■ WRITTEN INSTRUCTION: Where the string "that" occurs in the material below, report the whole line.

(Dataset items)
►
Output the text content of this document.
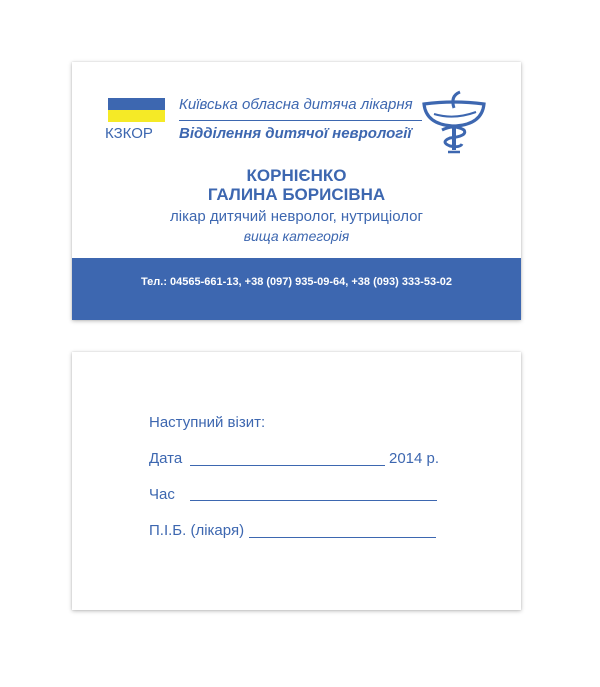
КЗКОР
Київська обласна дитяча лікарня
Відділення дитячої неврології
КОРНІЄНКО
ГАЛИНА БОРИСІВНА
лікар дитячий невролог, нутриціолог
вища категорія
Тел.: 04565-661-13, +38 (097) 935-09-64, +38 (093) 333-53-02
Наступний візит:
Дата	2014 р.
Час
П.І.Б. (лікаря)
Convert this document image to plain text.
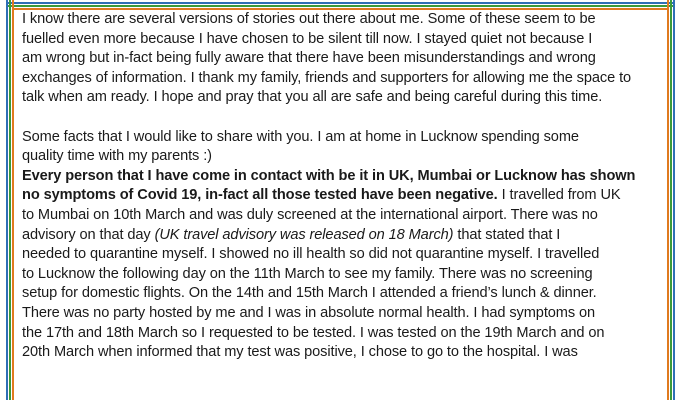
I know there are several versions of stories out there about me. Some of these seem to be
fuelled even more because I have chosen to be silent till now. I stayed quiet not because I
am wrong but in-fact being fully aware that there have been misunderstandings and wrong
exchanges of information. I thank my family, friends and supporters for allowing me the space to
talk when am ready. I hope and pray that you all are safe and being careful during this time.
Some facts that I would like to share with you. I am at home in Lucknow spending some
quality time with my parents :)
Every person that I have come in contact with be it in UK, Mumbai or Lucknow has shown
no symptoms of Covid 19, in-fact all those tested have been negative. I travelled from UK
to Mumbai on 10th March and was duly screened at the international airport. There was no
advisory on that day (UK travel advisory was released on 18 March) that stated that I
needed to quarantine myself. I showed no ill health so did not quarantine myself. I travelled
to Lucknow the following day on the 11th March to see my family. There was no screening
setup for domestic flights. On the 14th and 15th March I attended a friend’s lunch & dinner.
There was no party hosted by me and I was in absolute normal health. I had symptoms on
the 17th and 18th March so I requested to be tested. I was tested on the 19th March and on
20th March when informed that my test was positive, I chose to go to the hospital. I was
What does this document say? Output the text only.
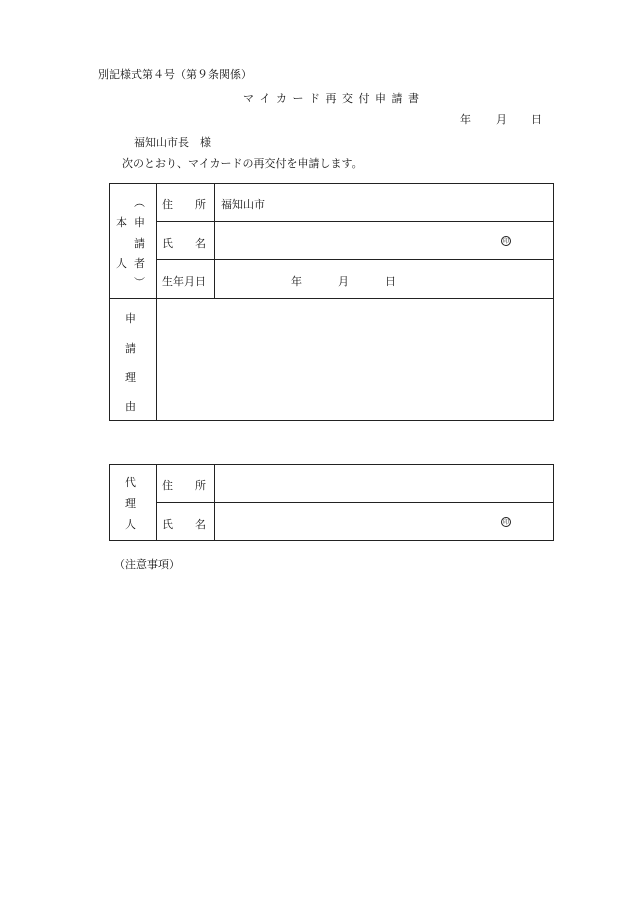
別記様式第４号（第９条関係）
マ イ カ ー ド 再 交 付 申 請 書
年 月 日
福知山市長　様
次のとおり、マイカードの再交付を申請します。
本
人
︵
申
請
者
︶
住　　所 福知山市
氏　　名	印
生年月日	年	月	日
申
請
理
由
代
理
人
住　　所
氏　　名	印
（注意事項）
◄
■ REPLY TO THE TASK:
am wrong but in-fact being fully aware that there have been misunderstandings and wrong
talk when am ready. I hope and pray that you all are safe and being careful during this time.
Some facts that I would like to share with you. I am at home in Lucknow spending some
Every person that I have come in contact with be it in UK, Mumbai or Lucknow has shown
advisory on that day (UK travel advisory was released on 18 March) that stated that I
20th March when informed that my test was positive, I chose to go to the hospital. I was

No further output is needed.